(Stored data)
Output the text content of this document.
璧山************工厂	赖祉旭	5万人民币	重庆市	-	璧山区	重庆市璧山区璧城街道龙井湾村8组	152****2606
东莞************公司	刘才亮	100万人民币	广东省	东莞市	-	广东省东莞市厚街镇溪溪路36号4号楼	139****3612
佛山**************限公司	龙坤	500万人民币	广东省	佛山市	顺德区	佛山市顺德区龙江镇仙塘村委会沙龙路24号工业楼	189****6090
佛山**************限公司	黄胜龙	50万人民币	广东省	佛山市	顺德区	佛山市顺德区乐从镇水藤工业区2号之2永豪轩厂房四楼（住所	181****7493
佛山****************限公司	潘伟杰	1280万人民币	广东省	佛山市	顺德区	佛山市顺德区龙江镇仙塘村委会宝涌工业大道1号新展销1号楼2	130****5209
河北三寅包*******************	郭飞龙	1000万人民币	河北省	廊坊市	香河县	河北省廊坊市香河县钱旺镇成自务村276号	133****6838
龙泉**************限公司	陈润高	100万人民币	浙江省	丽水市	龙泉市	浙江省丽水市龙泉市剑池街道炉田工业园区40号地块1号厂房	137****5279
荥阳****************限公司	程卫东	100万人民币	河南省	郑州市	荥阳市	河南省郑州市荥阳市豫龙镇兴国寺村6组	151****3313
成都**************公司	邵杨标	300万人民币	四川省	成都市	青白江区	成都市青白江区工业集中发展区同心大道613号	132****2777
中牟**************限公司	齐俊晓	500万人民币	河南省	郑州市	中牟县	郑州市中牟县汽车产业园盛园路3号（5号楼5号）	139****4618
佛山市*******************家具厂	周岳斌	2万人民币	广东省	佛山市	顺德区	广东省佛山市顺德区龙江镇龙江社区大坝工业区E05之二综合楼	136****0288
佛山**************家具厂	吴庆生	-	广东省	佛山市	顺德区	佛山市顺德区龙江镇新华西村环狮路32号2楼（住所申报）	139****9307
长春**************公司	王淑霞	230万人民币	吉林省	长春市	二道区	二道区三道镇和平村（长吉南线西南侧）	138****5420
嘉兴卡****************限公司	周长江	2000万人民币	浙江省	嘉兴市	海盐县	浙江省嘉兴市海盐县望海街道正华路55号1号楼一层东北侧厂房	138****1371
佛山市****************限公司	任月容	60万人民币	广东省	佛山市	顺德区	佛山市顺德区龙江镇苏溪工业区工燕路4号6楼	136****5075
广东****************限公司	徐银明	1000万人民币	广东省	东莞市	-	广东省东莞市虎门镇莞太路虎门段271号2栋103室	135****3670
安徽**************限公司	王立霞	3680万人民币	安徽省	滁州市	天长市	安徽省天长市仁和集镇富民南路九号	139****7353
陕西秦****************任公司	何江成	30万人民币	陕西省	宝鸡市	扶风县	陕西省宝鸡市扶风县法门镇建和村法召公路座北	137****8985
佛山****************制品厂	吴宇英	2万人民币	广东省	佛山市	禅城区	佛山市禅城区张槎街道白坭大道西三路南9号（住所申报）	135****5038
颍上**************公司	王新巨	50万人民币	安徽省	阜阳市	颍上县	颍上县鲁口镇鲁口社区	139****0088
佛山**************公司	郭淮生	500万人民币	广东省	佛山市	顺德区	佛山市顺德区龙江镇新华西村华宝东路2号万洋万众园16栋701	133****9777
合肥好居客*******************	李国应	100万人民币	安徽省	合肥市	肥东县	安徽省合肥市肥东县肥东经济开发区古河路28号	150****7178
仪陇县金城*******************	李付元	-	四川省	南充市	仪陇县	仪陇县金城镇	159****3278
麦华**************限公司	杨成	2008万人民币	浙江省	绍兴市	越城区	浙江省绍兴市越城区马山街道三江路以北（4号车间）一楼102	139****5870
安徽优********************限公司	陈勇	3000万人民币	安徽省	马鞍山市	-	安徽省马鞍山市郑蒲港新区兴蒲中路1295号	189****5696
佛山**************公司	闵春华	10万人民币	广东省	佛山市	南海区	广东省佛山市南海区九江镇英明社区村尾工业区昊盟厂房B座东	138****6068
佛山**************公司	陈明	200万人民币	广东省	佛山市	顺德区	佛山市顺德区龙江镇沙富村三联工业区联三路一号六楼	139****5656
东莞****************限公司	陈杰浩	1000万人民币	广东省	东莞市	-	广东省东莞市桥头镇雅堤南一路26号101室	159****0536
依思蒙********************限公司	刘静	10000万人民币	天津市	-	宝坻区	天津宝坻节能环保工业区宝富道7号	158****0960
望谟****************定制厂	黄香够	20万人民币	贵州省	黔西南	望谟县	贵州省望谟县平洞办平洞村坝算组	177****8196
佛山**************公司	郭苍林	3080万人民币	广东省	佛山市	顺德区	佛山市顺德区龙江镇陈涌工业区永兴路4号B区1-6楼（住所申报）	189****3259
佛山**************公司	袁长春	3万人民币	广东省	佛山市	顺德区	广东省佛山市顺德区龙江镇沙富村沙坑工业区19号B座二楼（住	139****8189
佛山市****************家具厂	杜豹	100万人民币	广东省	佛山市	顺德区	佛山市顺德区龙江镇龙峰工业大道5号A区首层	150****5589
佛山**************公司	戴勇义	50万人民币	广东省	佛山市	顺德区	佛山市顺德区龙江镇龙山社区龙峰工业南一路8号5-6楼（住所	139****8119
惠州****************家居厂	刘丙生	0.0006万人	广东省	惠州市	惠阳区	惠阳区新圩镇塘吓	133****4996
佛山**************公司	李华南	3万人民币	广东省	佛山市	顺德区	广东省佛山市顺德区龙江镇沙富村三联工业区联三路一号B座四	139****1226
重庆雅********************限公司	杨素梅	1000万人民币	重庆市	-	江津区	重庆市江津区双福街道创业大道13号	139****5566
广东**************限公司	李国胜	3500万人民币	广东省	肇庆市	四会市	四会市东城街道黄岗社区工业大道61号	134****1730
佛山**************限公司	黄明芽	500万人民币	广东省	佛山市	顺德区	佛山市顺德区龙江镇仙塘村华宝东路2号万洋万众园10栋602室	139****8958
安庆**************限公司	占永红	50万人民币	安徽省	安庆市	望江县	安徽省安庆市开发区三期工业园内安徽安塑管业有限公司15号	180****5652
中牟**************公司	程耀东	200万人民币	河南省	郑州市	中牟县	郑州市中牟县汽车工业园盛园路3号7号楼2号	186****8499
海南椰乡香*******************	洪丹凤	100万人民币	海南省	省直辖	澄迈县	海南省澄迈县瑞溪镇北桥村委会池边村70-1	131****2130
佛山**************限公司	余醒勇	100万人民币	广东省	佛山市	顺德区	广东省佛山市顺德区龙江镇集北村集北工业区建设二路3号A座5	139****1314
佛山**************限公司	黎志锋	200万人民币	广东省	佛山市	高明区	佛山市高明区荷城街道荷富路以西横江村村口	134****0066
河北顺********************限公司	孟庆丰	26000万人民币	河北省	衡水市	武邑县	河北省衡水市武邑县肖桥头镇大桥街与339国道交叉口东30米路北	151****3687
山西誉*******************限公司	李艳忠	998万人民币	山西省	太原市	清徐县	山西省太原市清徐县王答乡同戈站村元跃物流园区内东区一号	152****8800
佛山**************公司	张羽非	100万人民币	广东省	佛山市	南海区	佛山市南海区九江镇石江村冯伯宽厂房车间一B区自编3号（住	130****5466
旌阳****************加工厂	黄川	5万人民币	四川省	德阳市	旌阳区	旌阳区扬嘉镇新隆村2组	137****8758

▸ **WRITTEN INSTRUCTION**
Copy every line above in which the string "住所申报" shows up.

▸ **RESULT FOR THIS TASK**
佛山**************家具厂	吴庆生	-	广东省	佛山市	顺德区	佛山市顺德区龙江镇新华西村环狮路32号2楼（住所申报）	139****9307
佛山****************制品厂	吴宇英	2万人民币	广东省	佛山市	禅城区	佛山市禅城区张槎街道白坭大道西三路南9号（住所申报）	135****5038
佛山**************公司	郭苍林	3080万人民币	广东省	佛山市	顺德区	佛山市顺德区龙江镇陈涌工业区永兴路4号B区1-6楼（住所申报）	189****3259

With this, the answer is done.